■ YOUR OBJECTIVE ■
Omit the pictures and output every entry below exactly as written.
--- begin MATERIAL PROVIDED ---
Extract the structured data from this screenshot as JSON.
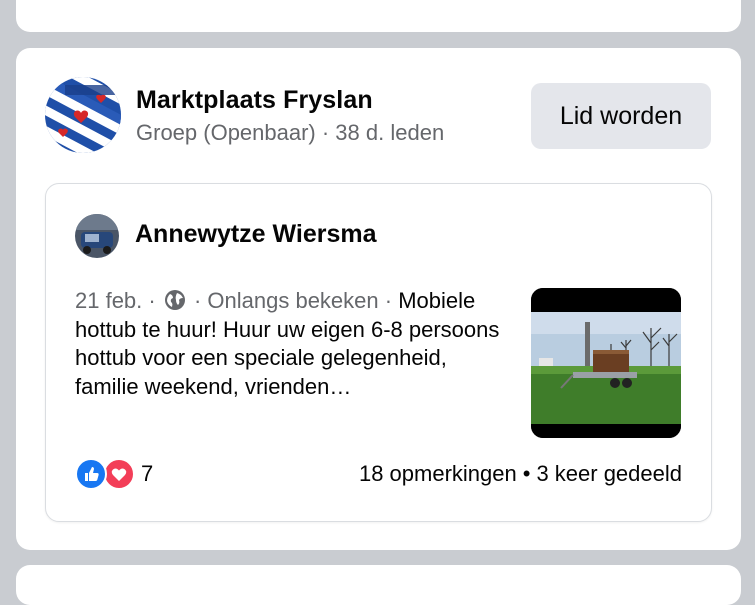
{
  "group": {
    "name": "Marktplaats Fryslan",
    "meta": "Groep (Openbaar) · 38 d. leden",
    "join_label": "Lid worden"
  },
  "post": {
    "author": "Annewytze Wiersma",
    "date": "21 feb. ·",
    "recently_viewed": "· Onlangs bekeken ·",
    "text": "Mobiele hottub te huur! Huur uw eigen 6-8 persoons hottub voor een speciale gelegenheid, familie weekend, vrienden…",
    "reaction_count": "7",
    "comments": "18 opmerkingen",
    "separator": "•",
    "shares": "3 keer gedeeld"
  },
  "icons": {
    "privacy": "globe-icon",
    "like": "like-reaction-icon",
    "love": "love-reaction-icon"
  },
  "colors": {
    "like_blue": "#1877f2",
    "love_red": "#f33e58",
    "button_bg": "#e4e6eb",
    "secondary_text": "#65676b"
  }
}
--- end MATERIAL PROVIDED ---
■ ANSWER FOR THE TASK ■
Extract the structured data from this screenshot as JSON.
{
  "group": {
    "name": "Marktplaats Fryslan",
    "meta": "Groep (Openbaar) · 38 d. leden",
    "join_label": "Lid worden"
  },
  "post": {
    "author": "Annewytze Wiersma",
    "date": "21 feb. ·",
    "recently_viewed": "· Onlangs bekeken ·",
    "text": "Mobiele hottub te huur! Huur uw eigen 6-8 persoons hottub voor een speciale gelegenheid, familie weekend, vrienden…",
    "reaction_count": "7",
    "comments": "18 opmerkingen",
    "separator": "•",
    "shares": "3 keer gedeeld"
  },
  "icons": {
    "privacy": "globe-icon",
    "like": "like-reaction-icon",
    "love": "love-reaction-icon"
  },
  "colors": {
    "like_blue": "#1877f2",
    "love_red": "#f33e58",
    "button_bg": "#e4e6eb",
    "secondary_text": "#65676b"
  }
}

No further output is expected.